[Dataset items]

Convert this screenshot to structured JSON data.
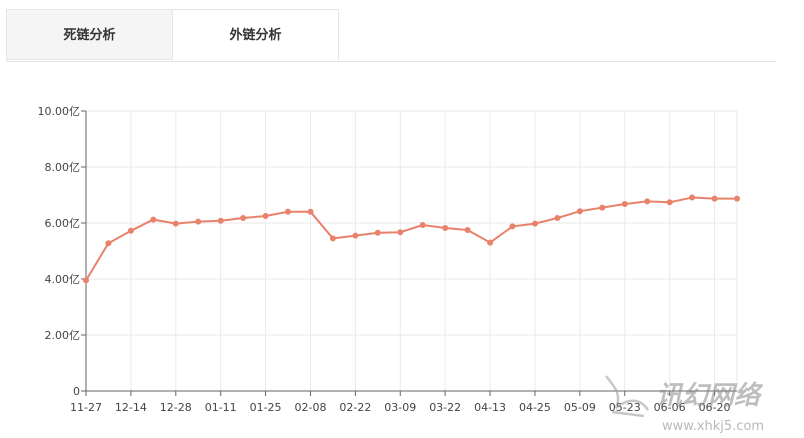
{
  "tabs": [
    {
      "label": "死链分析",
      "active": false
    },
    {
      "label": "外链分析",
      "active": true
    }
  ],
  "chart_data": {
    "type": "line",
    "color": "#e8826b",
    "y_tick_labels": [
      "0",
      "2.00亿",
      "4.00亿",
      "6.00亿",
      "8.00亿",
      "10.00亿"
    ],
    "ylim": [
      0,
      10
    ],
    "x_tick_labels": [
      "11-27",
      "12-14",
      "12-28",
      "01-11",
      "01-25",
      "02-08",
      "02-22",
      "03-09",
      "03-22",
      "04-13",
      "04-25",
      "05-09",
      "05-23",
      "06-06",
      "06-20"
    ],
    "values": [
      3.95,
      5.28,
      5.72,
      6.12,
      5.98,
      6.05,
      6.08,
      6.18,
      6.25,
      6.4,
      6.4,
      5.45,
      5.55,
      5.65,
      5.67,
      5.93,
      5.82,
      5.75,
      5.3,
      5.88,
      5.98,
      6.18,
      6.42,
      6.55,
      6.68,
      6.77,
      6.74,
      6.91,
      6.87,
      6.87
    ]
  },
  "watermark": {
    "text": "讯幻网络",
    "url": "www.xhkj5.com"
  }
}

PROMPT: Take the listing above and print it exactly, apart from the pictures.

RESULT FOR THIS TASK:
Convert this screenshot to structured JSON data.
{
  "tabs": [
    {
      "label": "死链分析",
      "active": false
    },
    {
      "label": "外链分析",
      "active": true
    }
  ],
  "chart_data": {
    "type": "line",
    "color": "#e8826b",
    "y_tick_labels": [
      "0",
      "2.00亿",
      "4.00亿",
      "6.00亿",
      "8.00亿",
      "10.00亿"
    ],
    "ylim": [
      0,
      10
    ],
    "x_tick_labels": [
      "11-27",
      "12-14",
      "12-28",
      "01-11",
      "01-25",
      "02-08",
      "02-22",
      "03-09",
      "03-22",
      "04-13",
      "04-25",
      "05-09",
      "05-23",
      "06-06",
      "06-20"
    ],
    "values": [
      3.95,
      5.28,
      5.72,
      6.12,
      5.98,
      6.05,
      6.08,
      6.18,
      6.25,
      6.4,
      6.4,
      5.45,
      5.55,
      5.65,
      5.67,
      5.93,
      5.82,
      5.75,
      5.3,
      5.88,
      5.98,
      6.18,
      6.42,
      6.55,
      6.68,
      6.77,
      6.74,
      6.91,
      6.87,
      6.87
    ]
  },
  "watermark": {
    "text": "讯幻网络",
    "url": "www.xhkj5.com"
  }
}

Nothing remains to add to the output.